Written instruction> Please give the listing again in its entirety, exactly as written.

Dataset records
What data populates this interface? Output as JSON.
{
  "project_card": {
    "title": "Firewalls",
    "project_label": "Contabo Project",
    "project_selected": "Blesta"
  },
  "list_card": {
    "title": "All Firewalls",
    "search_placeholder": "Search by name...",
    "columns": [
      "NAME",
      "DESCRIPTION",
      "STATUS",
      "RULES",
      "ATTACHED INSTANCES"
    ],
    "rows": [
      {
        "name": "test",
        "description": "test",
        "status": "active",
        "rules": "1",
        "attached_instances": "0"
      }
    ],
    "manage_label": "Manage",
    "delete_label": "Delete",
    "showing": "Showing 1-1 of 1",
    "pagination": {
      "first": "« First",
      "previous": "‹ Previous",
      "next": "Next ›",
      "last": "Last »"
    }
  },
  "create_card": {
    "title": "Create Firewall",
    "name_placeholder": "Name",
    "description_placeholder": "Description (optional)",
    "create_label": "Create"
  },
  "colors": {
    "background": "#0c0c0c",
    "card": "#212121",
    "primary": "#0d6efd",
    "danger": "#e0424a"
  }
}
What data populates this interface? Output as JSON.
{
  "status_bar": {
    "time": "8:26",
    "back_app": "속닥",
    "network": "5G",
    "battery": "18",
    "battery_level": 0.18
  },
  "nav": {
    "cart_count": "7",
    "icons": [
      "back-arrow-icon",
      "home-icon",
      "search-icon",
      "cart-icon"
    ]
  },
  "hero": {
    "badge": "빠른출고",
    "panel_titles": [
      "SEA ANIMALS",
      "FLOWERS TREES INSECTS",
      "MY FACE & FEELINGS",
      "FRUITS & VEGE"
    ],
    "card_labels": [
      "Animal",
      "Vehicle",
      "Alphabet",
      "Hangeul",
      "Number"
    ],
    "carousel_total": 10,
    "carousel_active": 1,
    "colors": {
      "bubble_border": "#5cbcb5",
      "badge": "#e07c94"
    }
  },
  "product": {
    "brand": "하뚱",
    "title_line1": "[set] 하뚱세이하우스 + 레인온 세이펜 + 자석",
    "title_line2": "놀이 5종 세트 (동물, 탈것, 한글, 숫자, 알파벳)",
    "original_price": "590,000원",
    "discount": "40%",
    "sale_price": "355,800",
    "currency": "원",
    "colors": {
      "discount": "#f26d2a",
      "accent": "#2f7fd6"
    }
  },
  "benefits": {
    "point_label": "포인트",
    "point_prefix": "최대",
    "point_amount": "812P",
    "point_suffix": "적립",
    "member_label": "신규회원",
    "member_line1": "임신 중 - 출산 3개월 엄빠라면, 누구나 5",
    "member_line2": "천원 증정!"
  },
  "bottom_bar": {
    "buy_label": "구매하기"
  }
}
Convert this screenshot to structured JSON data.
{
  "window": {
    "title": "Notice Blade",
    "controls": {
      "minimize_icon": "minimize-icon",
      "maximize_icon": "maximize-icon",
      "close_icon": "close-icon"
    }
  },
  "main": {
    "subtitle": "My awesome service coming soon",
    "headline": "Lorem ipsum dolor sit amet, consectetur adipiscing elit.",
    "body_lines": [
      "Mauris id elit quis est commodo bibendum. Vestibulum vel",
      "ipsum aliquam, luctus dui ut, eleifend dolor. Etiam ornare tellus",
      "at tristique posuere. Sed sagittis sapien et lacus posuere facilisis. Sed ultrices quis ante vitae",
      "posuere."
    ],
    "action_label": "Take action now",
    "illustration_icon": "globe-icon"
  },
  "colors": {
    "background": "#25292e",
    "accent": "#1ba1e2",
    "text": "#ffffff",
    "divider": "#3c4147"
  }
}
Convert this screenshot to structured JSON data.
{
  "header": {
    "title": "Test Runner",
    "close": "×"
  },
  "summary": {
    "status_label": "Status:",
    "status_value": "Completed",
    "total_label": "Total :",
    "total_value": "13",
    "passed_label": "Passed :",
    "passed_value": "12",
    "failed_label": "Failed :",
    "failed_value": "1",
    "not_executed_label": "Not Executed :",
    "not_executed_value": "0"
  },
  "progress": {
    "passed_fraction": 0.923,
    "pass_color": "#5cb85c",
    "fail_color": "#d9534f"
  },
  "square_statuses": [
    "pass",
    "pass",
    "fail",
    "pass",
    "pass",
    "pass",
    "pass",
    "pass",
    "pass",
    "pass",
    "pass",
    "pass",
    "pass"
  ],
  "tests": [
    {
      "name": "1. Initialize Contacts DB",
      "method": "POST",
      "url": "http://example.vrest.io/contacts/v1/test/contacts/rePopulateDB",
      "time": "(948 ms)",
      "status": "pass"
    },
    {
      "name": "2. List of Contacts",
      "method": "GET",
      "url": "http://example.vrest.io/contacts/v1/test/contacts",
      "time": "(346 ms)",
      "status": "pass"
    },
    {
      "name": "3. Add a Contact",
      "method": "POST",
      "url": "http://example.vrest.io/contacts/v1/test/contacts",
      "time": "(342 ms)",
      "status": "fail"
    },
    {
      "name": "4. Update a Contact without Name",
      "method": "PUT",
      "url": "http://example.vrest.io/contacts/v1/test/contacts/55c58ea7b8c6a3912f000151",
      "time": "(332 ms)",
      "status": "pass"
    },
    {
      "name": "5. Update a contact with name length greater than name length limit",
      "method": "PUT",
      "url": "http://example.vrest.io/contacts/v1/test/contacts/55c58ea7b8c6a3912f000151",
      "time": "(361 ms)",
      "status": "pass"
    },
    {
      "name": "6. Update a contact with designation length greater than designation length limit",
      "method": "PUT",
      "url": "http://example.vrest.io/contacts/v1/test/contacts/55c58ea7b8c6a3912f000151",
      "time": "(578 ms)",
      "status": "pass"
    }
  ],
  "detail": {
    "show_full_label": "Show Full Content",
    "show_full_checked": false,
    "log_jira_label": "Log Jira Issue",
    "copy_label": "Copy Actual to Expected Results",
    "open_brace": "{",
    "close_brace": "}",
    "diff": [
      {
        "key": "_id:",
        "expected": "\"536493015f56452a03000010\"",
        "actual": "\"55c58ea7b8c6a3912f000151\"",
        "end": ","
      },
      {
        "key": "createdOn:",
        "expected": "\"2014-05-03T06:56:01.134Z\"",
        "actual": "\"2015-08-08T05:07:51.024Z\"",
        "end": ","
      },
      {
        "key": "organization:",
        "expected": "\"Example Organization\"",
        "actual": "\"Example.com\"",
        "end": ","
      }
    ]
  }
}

Written response>
What data populates this interface? Output as JSON.
{
  "project_card": {
    "title": "Firewalls",
    "project_label": "Contabo Project",
    "project_selected": "Blesta"
  },
  "list_card": {
    "title": "All Firewalls",
    "search_placeholder": "Search by name...",
    "columns": [
      "NAME",
      "DESCRIPTION",
      "STATUS",
      "RULES",
      "ATTACHED INSTANCES"
    ],
    "rows": [
      {
        "name": "test",
        "description": "test",
        "status": "active",
        "rules": "1",
        "attached_instances": "0"
      }
    ],
    "manage_label": "Manage",
    "delete_label": "Delete",
    "showing": "Showing 1-1 of 1",
    "pagination": {
      "first": "« First",
      "previous": "‹ Previous",
      "next": "Next ›",
      "last": "Last »"
    }
  },
  "create_card": {
    "title": "Create Firewall",
    "name_placeholder": "Name",
    "description_placeholder": "Description (optional)",
    "create_label": "Create"
  },
  "colors": {
    "background": "#0c0c0c",
    "card": "#212121",
    "primary": "#0d6efd",
    "danger": "#e0424a"
  }
}
What data populates this interface? Output as JSON.
{
  "status_bar": {
    "time": "8:26",
    "back_app": "속닥",
    "network": "5G",
    "battery": "18",
    "battery_level": 0.18
  },
  "nav": {
    "cart_count": "7",
    "icons": [
      "back-arrow-icon",
      "home-icon",
      "search-icon",
      "cart-icon"
    ]
  },
  "hero": {
    "badge": "빠른출고",
    "panel_titles": [
      "SEA ANIMALS",
      "FLOWERS TREES INSECTS",
      "MY FACE & FEELINGS",
      "FRUITS & VEGE"
    ],
    "card_labels": [
      "Animal",
      "Vehicle",
      "Alphabet",
      "Hangeul",
      "Number"
    ],
    "carousel_total": 10,
    "carousel_active": 1,
    "colors": {
      "bubble_border": "#5cbcb5",
      "badge": "#e07c94"
    }
  },
  "product": {
    "brand": "하뚱",
    "title_line1": "[set] 하뚱세이하우스 + 레인온 세이펜 + 자석",
    "title_line2": "놀이 5종 세트 (동물, 탈것, 한글, 숫자, 알파벳)",
    "original_price": "590,000원",
    "discount": "40%",
    "sale_price": "355,800",
    "currency": "원",
    "colors": {
      "discount": "#f26d2a",
      "accent": "#2f7fd6"
    }
  },
  "benefits": {
    "point_label": "포인트",
    "point_prefix": "최대",
    "point_amount": "812P",
    "point_suffix": "적립",
    "member_label": "신규회원",
    "member_line1": "임신 중 - 출산 3개월 엄빠라면, 누구나 5",
    "member_line2": "천원 증정!"
  },
  "bottom_bar": {
    "buy_label": "구매하기"
  }
}
Convert this screenshot to structured JSON data.
{
  "window": {
    "title": "Notice Blade",
    "controls": {
      "minimize_icon": "minimize-icon",
      "maximize_icon": "maximize-icon",
      "close_icon": "close-icon"
    }
  },
  "main": {
    "subtitle": "My awesome service coming soon",
    "headline": "Lorem ipsum dolor sit amet, consectetur adipiscing elit.",
    "body_lines": [
      "Mauris id elit quis est commodo bibendum. Vestibulum vel",
      "ipsum aliquam, luctus dui ut, eleifend dolor. Etiam ornare tellus",
      "at tristique posuere. Sed sagittis sapien et lacus posuere facilisis. Sed ultrices quis ante vitae",
      "posuere."
    ],
    "action_label": "Take action now",
    "illustration_icon": "globe-icon"
  },
  "colors": {
    "background": "#25292e",
    "accent": "#1ba1e2",
    "text": "#ffffff",
    "divider": "#3c4147"
  }
}
Convert this screenshot to structured JSON data.
{
  "header": {
    "title": "Test Runner",
    "close": "×"
  },
  "summary": {
    "status_label": "Status:",
    "status_value": "Completed",
    "total_label": "Total :",
    "total_value": "13",
    "passed_label": "Passed :",
    "passed_value": "12",
    "failed_label": "Failed :",
    "failed_value": "1",
    "not_executed_label": "Not Executed :",
    "not_executed_value": "0"
  },
  "progress": {
    "passed_fraction": 0.923,
    "pass_color": "#5cb85c",
    "fail_color": "#d9534f"
  },
  "square_statuses": [
    "pass",
    "pass",
    "fail",
    "pass",
    "pass",
    "pass",
    "pass",
    "pass",
    "pass",
    "pass",
    "pass",
    "pass",
    "pass"
  ],
  "tests": [
    {
      "name": "1. Initialize Contacts DB",
      "method": "POST",
      "url": "http://example.vrest.io/contacts/v1/test/contacts/rePopulateDB",
      "time": "(948 ms)",
      "status": "pass"
    },
    {
      "name": "2. List of Contacts",
      "method": "GET",
      "url": "http://example.vrest.io/contacts/v1/test/contacts",
      "time": "(346 ms)",
      "status": "pass"
    },
    {
      "name": "3. Add a Contact",
      "method": "POST",
      "url": "http://example.vrest.io/contacts/v1/test/contacts",
      "time": "(342 ms)",
      "status": "fail"
    },
    {
      "name": "4. Update a Contact without Name",
      "method": "PUT",
      "url": "http://example.vrest.io/contacts/v1/test/contacts/55c58ea7b8c6a3912f000151",
      "time": "(332 ms)",
      "status": "pass"
    },
    {
      "name": "5. Update a contact with name length greater than name length limit",
      "method": "PUT",
      "url": "http://example.vrest.io/contacts/v1/test/contacts/55c58ea7b8c6a3912f000151",
      "time": "(361 ms)",
      "status": "pass"
    },
    {
      "name": "6. Update a contact with designation length greater than designation length limit",
      "method": "PUT",
      "url": "http://example.vrest.io/contacts/v1/test/contacts/55c58ea7b8c6a3912f000151",
      "time": "(578 ms)",
      "status": "pass"
    }
  ],
  "detail": {
    "show_full_label": "Show Full Content",
    "show_full_checked": false,
    "log_jira_label": "Log Jira Issue",
    "copy_label": "Copy Actual to Expected Results",
    "open_brace": "{",
    "close_brace": "}",
    "diff": [
      {
        "key": "_id:",
        "expected": "\"536493015f56452a03000010\"",
        "actual": "\"55c58ea7b8c6a3912f000151\"",
        "end": ","
      },
      {
        "key": "createdOn:",
        "expected": "\"2014-05-03T06:56:01.134Z\"",
        "actual": "\"2015-08-08T05:07:51.024Z\"",
        "end": ","
      },
      {
        "key": "organization:",
        "expected": "\"Example Organization\"",
        "actual": "\"Example.com\"",
        "end": ","
      }
    ]
  }
}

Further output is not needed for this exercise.